---------- Given data

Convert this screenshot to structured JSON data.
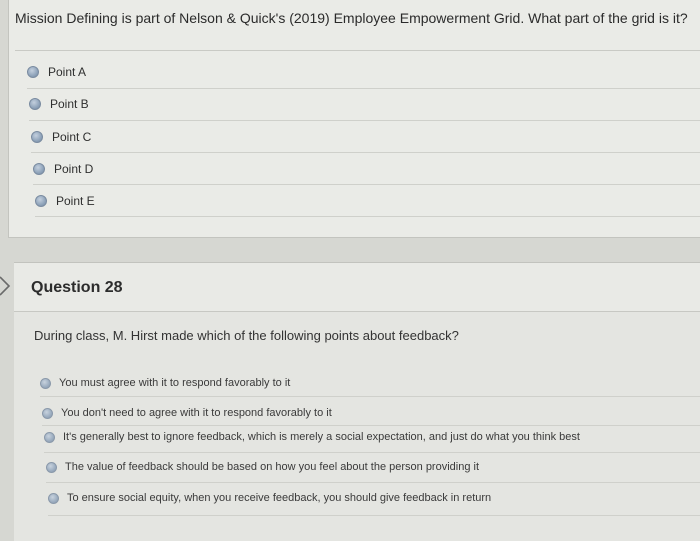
{
  "question27": {
    "text": "Mission Defining is part of Nelson & Quick's (2019) Employee Empowerment Grid. What part of the grid is it?",
    "options": [
      "Point A",
      "Point B",
      "Point C",
      "Point D",
      "Point E"
    ]
  },
  "question28": {
    "title": "Question 28",
    "text": "During class, M. Hirst made which of the following points about feedback?",
    "options": [
      "You must agree with it to respond favorably to it",
      "You don't need to agree with it to respond favorably to it",
      "It's generally best to ignore feedback, which is merely a social expectation, and just do what you think best",
      "The value of feedback should be based on how you feel about the person providing it",
      "To ensure social equity, when you receive feedback, you should give feedback in return"
    ]
  },
  "icons": {
    "question_arrow": "chevron-right-icon",
    "radio": "radio-unselected-icon"
  },
  "colors": {
    "background": "#d6d7d2",
    "card": "#eaebe7",
    "radio": "#8fa3ba"
  }
}
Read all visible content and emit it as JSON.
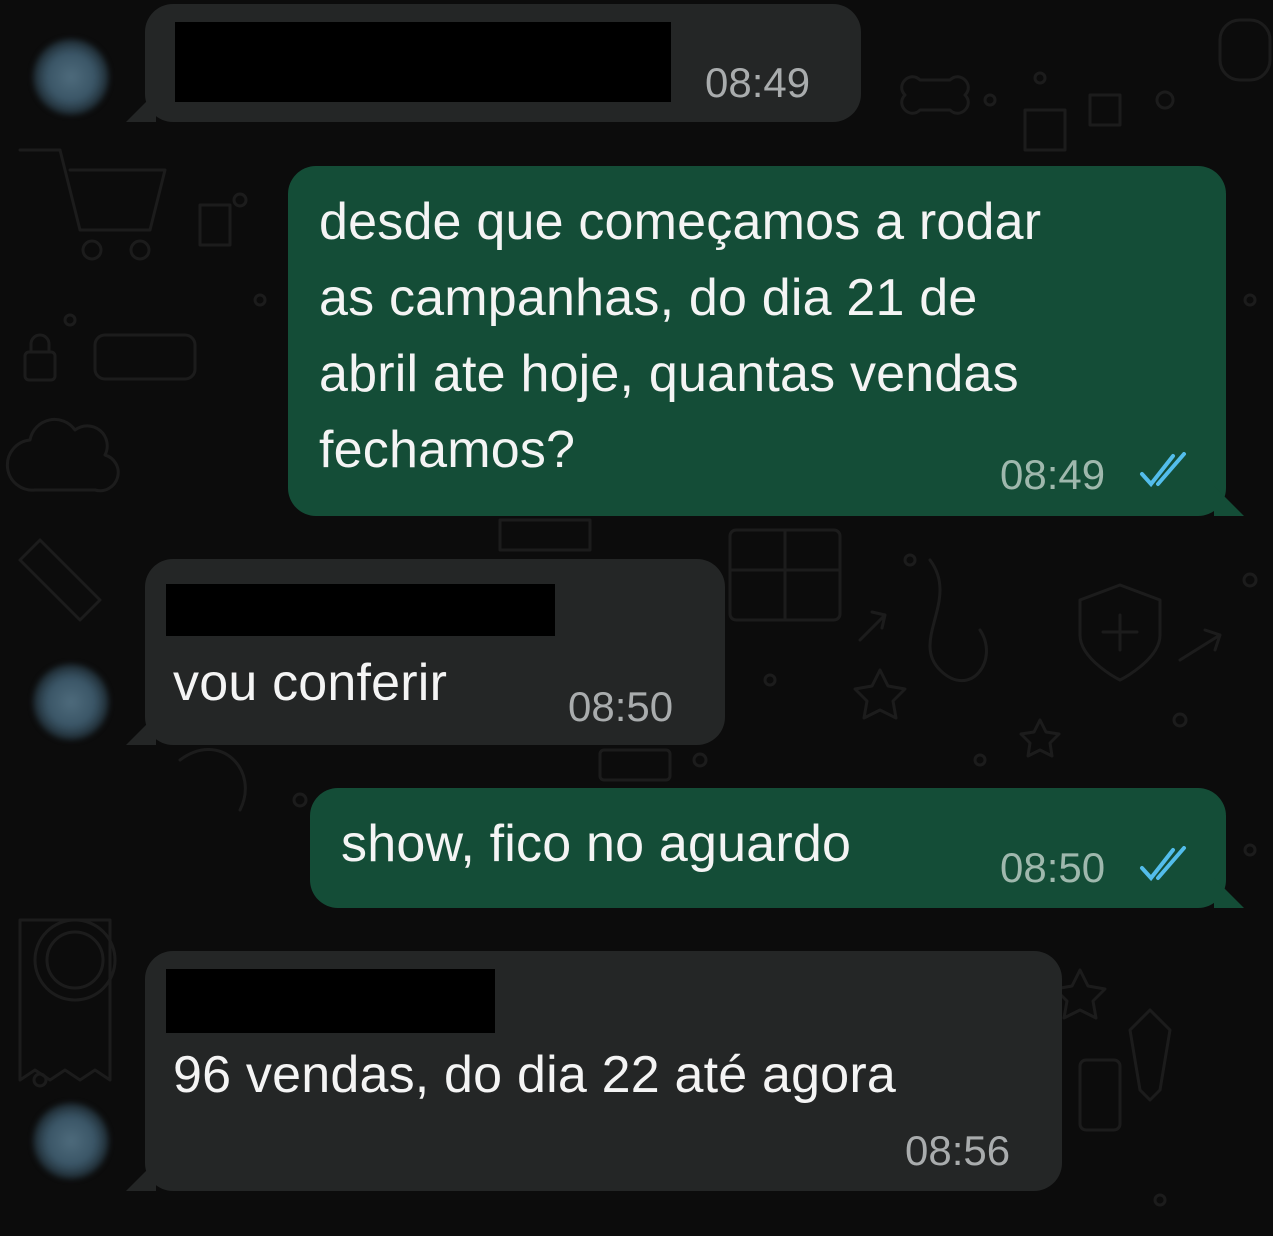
{
  "chat": {
    "messages": [
      {
        "direction": "incoming",
        "sender_name_redacted": true,
        "text": "",
        "time": "08:49"
      },
      {
        "direction": "outgoing",
        "text_lines": [
          "desde que começamos a rodar",
          "as campanhas, do dia 21 de",
          "abril ate hoje, quantas vendas",
          "fechamos?"
        ],
        "time": "08:49",
        "status": "read"
      },
      {
        "direction": "incoming",
        "sender_name_redacted": true,
        "text": "vou conferir",
        "time": "08:50"
      },
      {
        "direction": "outgoing",
        "text": "show, fico no aguardo",
        "time": "08:50",
        "status": "read"
      },
      {
        "direction": "incoming",
        "sender_name_redacted": true,
        "text": "96 vendas, do dia 22 até agora",
        "time": "08:56"
      }
    ]
  },
  "colors": {
    "background": "#0c0c0c",
    "incoming_bubble": "#242626",
    "outgoing_bubble": "#144d37",
    "read_ticks": "#53bdeb",
    "text": "#f4f4f4",
    "timestamp": "#a9acad"
  },
  "icons": [
    "double-check-icon",
    "avatar",
    "wallpaper-doodles"
  ]
}
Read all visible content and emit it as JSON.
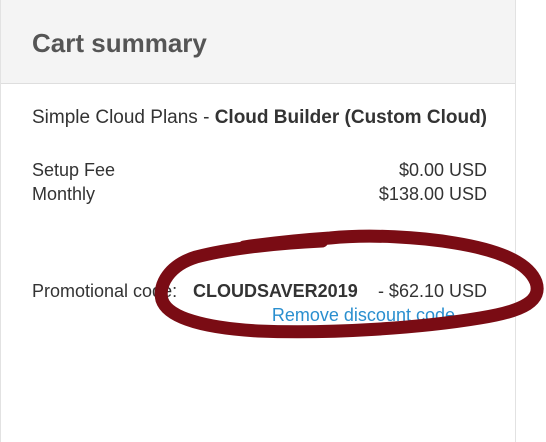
{
  "cart": {
    "title": "Cart summary",
    "product": {
      "group": "Simple Cloud Plans",
      "separator": " - ",
      "name": "Cloud Builder (Custom Cloud)"
    },
    "fees": [
      {
        "label": "Setup Fee",
        "value": "$0.00 USD"
      },
      {
        "label": "Monthly",
        "value": "$138.00 USD"
      }
    ],
    "promo": {
      "label": "Promotional code:",
      "code": "CLOUDSAVER2019",
      "amount": "- $62.10 USD",
      "remove_label": "Remove discount code"
    }
  },
  "annotation": {
    "color": "#7a0c14"
  }
}
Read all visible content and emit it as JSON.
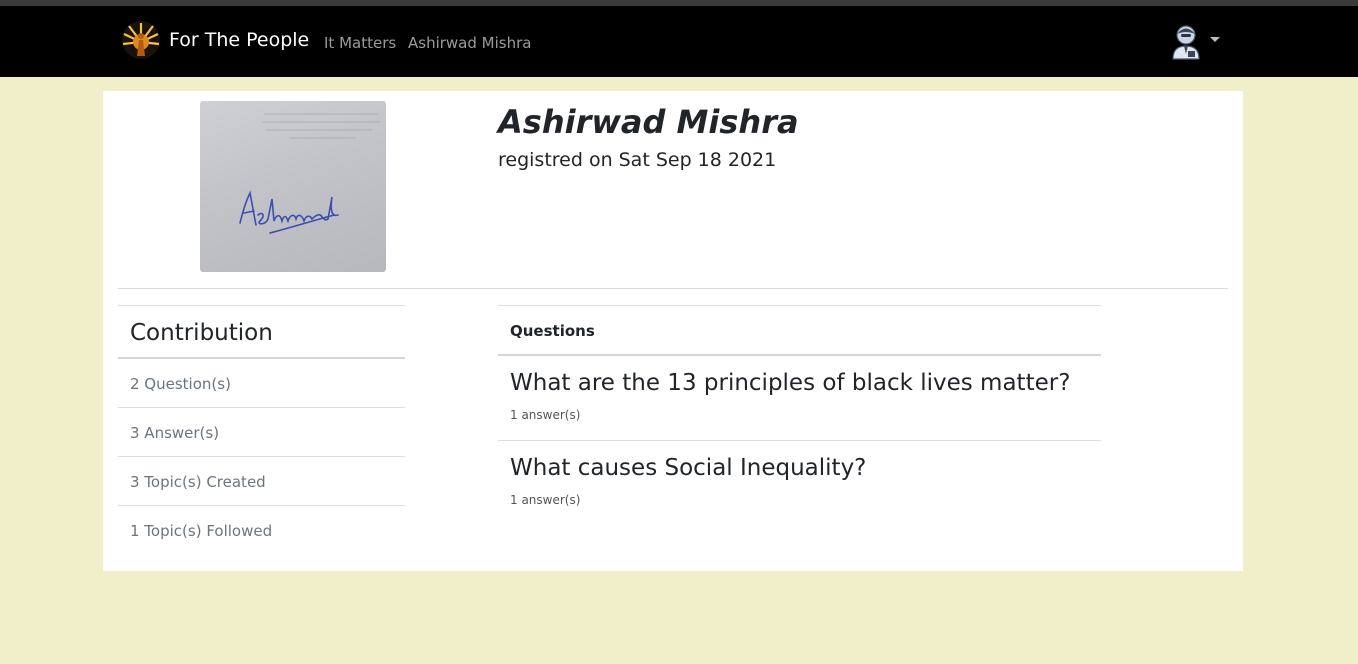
{
  "navbar": {
    "brand_label": "For The People",
    "links": [
      {
        "label": "It Matters"
      },
      {
        "label": "Ashirwad Mishra"
      }
    ],
    "logo_icon": "sunburst-logo-icon",
    "user_icon": "user-avatar-icon"
  },
  "profile": {
    "name": "Ashirwad Mishra",
    "registered_label": "registred on",
    "registered_date": "Sat Sep 18 2021"
  },
  "contribution": {
    "title": "Contribution",
    "items": [
      {
        "label": "2 Question(s)"
      },
      {
        "label": "3 Answer(s)"
      },
      {
        "label": "3 Topic(s) Created"
      },
      {
        "label": "1 Topic(s) Followed"
      }
    ]
  },
  "questions": {
    "header": "Questions",
    "items": [
      {
        "title": "What are the 13 principles of black lives matter?",
        "meta": "1 answer(s)"
      },
      {
        "title": "What causes Social Inequality?",
        "meta": "1 answer(s)"
      }
    ]
  },
  "colors": {
    "page_bg": "#f0efca",
    "navbar_bg": "#000000",
    "card_bg": "#ffffff"
  }
}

--------------------

**Task description:** Exclude all images and restate the records above word for word.

**Answer for this exercise:**
Convert this screenshot to structured JSON data.
{
  "question27": {
    "text": "Mission Defining is part of Nelson & Quick's (2019) Employee Empowerment Grid. What part of the grid is it?",
    "options": [
      "Point A",
      "Point B",
      "Point C",
      "Point D",
      "Point E"
    ]
  },
  "question28": {
    "title": "Question 28",
    "text": "During class, M. Hirst made which of the following points about feedback?",
    "options": [
      "You must agree with it to respond favorably to it",
      "You don't need to agree with it to respond favorably to it",
      "It's generally best to ignore feedback, which is merely a social expectation, and just do what you think best",
      "The value of feedback should be based on how you feel about the person providing it",
      "To ensure social equity, when you receive feedback, you should give feedback in return"
    ]
  },
  "icons": {
    "question_arrow": "chevron-right-icon",
    "radio": "radio-unselected-icon"
  },
  "colors": {
    "background": "#d6d7d2",
    "card": "#eaebe7",
    "radio": "#8fa3ba"
  }
}
Read all visible content and emit it as JSON.
{
  "chat": {
    "messages": [
      {
        "direction": "incoming",
        "sender_name_redacted": true,
        "text": "",
        "time": "08:49"
      },
      {
        "direction": "outgoing",
        "text_lines": [
          "desde que começamos a rodar",
          "as campanhas, do dia 21 de",
          "abril ate hoje, quantas vendas",
          "fechamos?"
        ],
        "time": "08:49",
        "status": "read"
      },
      {
        "direction": "incoming",
        "sender_name_redacted": true,
        "text": "vou conferir",
        "time": "08:50"
      },
      {
        "direction": "outgoing",
        "text": "show, fico no aguardo",
        "time": "08:50",
        "status": "read"
      },
      {
        "direction": "incoming",
        "sender_name_redacted": true,
        "text": "96 vendas, do dia 22 até agora",
        "time": "08:56"
      }
    ]
  },
  "colors": {
    "background": "#0c0c0c",
    "incoming_bubble": "#242626",
    "outgoing_bubble": "#144d37",
    "read_ticks": "#53bdeb",
    "text": "#f4f4f4",
    "timestamp": "#a9acad"
  },
  "icons": [
    "double-check-icon",
    "avatar",
    "wallpaper-doodles"
  ]
}
Read all visible content and emit it as JSON.
{
  "cart": {
    "title": "Cart summary",
    "product": {
      "group": "Simple Cloud Plans",
      "separator": " - ",
      "name": "Cloud Builder (Custom Cloud)"
    },
    "fees": [
      {
        "label": "Setup Fee",
        "value": "$0.00 USD"
      },
      {
        "label": "Monthly",
        "value": "$138.00 USD"
      }
    ],
    "promo": {
      "label": "Promotional code:",
      "code": "CLOUDSAVER2019",
      "amount": "- $62.10 USD",
      "remove_label": "Remove discount code"
    }
  },
  "annotation": {
    "color": "#7a0c14"
  }
}
Read all visible content and emit it as JSON.
{
  "navbar": {
    "brand_label": "For The People",
    "links": [
      {
        "label": "It Matters"
      },
      {
        "label": "Ashirwad Mishra"
      }
    ],
    "logo_icon": "sunburst-logo-icon",
    "user_icon": "user-avatar-icon"
  },
  "profile": {
    "name": "Ashirwad Mishra",
    "registered_label": "registred on",
    "registered_date": "Sat Sep 18 2021"
  },
  "contribution": {
    "title": "Contribution",
    "items": [
      {
        "label": "2 Question(s)"
      },
      {
        "label": "3 Answer(s)"
      },
      {
        "label": "3 Topic(s) Created"
      },
      {
        "label": "1 Topic(s) Followed"
      }
    ]
  },
  "questions": {
    "header": "Questions",
    "items": [
      {
        "title": "What are the 13 principles of black lives matter?",
        "meta": "1 answer(s)"
      },
      {
        "title": "What causes Social Inequality?",
        "meta": "1 answer(s)"
      }
    ]
  },
  "colors": {
    "page_bg": "#f0efca",
    "navbar_bg": "#000000",
    "card_bg": "#ffffff"
  }
}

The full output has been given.